* Task description
Check every line of the entries below for the word "title", and copy the ones that have it.

[Stored data entries]
═══

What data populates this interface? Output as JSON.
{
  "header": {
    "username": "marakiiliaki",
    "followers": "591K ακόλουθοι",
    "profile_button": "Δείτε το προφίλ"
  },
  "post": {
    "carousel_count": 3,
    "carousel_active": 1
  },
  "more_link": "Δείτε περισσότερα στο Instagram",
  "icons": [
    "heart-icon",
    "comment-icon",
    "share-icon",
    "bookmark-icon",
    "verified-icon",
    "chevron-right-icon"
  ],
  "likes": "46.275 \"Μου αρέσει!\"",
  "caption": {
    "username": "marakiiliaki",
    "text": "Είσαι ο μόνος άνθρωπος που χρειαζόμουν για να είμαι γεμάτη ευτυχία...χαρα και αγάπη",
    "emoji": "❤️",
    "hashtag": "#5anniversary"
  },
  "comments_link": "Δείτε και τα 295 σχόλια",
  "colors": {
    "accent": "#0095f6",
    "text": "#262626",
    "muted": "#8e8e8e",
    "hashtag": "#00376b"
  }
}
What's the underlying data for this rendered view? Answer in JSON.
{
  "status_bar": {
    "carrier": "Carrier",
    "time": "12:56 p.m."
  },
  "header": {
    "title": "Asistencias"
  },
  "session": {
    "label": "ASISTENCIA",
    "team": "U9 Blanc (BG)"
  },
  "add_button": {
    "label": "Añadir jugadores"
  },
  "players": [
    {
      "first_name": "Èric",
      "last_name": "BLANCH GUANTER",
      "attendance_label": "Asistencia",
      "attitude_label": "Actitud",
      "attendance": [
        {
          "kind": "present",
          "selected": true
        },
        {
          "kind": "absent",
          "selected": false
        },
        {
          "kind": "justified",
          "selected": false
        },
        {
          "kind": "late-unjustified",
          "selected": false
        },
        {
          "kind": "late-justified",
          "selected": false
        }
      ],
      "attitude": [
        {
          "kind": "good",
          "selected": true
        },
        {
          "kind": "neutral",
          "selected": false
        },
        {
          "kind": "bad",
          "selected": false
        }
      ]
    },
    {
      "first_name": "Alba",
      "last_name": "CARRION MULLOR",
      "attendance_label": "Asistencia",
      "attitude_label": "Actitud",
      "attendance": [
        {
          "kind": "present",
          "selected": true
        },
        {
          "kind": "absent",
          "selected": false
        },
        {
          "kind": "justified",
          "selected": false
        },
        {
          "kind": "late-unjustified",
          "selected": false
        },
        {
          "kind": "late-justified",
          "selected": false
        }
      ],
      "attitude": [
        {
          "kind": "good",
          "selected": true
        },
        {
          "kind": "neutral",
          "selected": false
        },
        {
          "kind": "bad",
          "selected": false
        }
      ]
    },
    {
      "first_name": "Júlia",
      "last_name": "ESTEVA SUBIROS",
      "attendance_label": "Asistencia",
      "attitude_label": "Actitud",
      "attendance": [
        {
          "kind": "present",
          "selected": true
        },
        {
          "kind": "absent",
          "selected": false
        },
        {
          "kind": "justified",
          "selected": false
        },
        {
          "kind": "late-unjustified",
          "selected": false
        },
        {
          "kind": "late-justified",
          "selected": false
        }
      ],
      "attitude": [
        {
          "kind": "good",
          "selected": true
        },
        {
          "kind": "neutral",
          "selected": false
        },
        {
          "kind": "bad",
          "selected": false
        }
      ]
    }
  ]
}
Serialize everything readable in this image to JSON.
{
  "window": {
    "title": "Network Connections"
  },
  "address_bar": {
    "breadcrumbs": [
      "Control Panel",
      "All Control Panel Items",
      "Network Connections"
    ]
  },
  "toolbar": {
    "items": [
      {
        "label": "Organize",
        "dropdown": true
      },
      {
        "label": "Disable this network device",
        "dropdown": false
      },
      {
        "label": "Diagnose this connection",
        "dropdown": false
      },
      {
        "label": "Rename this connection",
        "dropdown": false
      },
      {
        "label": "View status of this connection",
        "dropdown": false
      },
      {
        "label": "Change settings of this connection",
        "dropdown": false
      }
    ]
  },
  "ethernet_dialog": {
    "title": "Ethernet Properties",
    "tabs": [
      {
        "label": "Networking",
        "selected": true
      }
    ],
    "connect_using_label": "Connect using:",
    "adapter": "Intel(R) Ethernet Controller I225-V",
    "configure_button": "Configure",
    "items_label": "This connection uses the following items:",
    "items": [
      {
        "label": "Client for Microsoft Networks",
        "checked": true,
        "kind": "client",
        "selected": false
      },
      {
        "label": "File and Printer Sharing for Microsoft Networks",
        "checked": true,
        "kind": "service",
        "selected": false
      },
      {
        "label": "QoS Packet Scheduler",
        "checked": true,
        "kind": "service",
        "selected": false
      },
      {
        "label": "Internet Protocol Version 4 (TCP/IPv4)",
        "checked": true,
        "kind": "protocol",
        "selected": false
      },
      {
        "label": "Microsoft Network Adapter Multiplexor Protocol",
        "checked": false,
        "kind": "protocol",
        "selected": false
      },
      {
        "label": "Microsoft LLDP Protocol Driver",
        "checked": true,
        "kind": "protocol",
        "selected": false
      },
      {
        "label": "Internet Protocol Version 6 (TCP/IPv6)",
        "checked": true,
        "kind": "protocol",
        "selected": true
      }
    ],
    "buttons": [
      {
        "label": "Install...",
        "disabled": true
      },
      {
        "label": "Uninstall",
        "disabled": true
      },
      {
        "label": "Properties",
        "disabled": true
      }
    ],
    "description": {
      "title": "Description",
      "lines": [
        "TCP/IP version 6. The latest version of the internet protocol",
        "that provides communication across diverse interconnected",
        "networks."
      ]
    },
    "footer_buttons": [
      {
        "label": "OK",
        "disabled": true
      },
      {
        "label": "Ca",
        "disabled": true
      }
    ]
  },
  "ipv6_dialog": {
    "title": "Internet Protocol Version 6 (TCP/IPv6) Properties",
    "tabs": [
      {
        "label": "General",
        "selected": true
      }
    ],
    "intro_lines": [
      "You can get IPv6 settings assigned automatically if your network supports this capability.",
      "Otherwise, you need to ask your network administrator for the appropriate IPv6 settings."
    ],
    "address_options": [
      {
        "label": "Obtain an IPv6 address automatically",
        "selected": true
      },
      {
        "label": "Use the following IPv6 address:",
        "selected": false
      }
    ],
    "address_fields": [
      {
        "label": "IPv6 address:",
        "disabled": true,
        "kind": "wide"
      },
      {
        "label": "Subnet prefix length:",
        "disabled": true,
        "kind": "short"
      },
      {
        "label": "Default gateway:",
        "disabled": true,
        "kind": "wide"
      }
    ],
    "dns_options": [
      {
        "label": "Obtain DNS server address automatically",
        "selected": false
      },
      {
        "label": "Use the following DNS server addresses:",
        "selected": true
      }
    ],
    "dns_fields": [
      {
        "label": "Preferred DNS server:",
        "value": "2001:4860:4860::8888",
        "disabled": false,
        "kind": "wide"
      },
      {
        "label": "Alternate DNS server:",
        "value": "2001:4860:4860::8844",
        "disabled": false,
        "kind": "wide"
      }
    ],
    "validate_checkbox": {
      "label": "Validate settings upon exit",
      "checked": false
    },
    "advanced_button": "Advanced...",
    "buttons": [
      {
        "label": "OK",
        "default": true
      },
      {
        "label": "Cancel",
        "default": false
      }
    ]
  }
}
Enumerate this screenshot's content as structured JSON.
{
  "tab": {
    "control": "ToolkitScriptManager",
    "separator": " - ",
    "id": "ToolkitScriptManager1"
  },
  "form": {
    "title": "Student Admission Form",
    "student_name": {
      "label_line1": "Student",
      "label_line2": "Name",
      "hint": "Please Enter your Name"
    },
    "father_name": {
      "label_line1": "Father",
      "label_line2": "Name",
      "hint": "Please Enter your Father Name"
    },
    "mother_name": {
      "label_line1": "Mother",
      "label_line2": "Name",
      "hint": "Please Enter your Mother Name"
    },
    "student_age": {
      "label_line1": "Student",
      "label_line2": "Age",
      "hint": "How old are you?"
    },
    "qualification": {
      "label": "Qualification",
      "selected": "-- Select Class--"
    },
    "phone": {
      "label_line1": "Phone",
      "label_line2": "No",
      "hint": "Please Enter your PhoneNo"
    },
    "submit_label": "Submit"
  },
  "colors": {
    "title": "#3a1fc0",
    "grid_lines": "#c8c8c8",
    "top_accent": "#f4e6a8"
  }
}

═══

* Output for this task
    "title": "Asistencias"
    "title": "Network Connections"
    "title": "Ethernet Properties",
      "title": "Description",
    "title": "Internet Protocol Version 6 (TCP/IPv6) Properties",
    "title": "Student Admission Form",
    "title": "#3a1fc0",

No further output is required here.